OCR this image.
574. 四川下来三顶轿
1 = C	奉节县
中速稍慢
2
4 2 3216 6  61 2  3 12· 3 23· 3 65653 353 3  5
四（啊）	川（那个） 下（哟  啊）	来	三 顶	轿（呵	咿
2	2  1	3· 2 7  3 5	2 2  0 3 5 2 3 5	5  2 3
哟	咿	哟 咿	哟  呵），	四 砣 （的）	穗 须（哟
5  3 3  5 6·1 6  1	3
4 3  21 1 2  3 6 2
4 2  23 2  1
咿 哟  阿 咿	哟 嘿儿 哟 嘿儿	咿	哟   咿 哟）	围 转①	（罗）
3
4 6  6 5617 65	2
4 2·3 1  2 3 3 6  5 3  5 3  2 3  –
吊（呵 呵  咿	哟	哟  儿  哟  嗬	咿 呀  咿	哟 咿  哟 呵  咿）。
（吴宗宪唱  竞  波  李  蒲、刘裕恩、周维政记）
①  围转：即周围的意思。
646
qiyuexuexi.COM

________

• WHAT TO DO
Hand back the material above in full, exactly as written.

• THE REPLY
OCR this image.
574. 四川下来三顶轿
1 = C	奉节县
中速稍慢
2
4 2 3216 6  61 2  3 12· 3 23· 3 65653 353 3  5
四（啊）	川（那个） 下（哟  啊）	来	三 顶	轿（呵	咿
2	2  1	3· 2 7  3 5	2 2  0 3 5 2 3 5	5  2 3
哟	咿	哟 咿	哟  呵），	四 砣 （的）	穗 须（哟
5  3 3  5 6·1 6  1	3
4 3  21 1 2  3 6 2
4 2  23 2  1
咿 哟  阿 咿	哟 嘿儿 哟 嘿儿	咿	哟   咿 哟）	围 转①	（罗）
3
4 6  6 5617 65	2
4 2·3 1  2 3 3 6  5 3  5 3  2 3  –
吊（呵 呵  咿	哟	哟  儿  哟  嗬	咿 呀  咿	哟 咿  哟 呵  咿）。
（吴宗宪唱  竞  波  李  蒲、刘裕恩、周维政记）
①  围转：即周围的意思。
646
qiyuexuexi.COM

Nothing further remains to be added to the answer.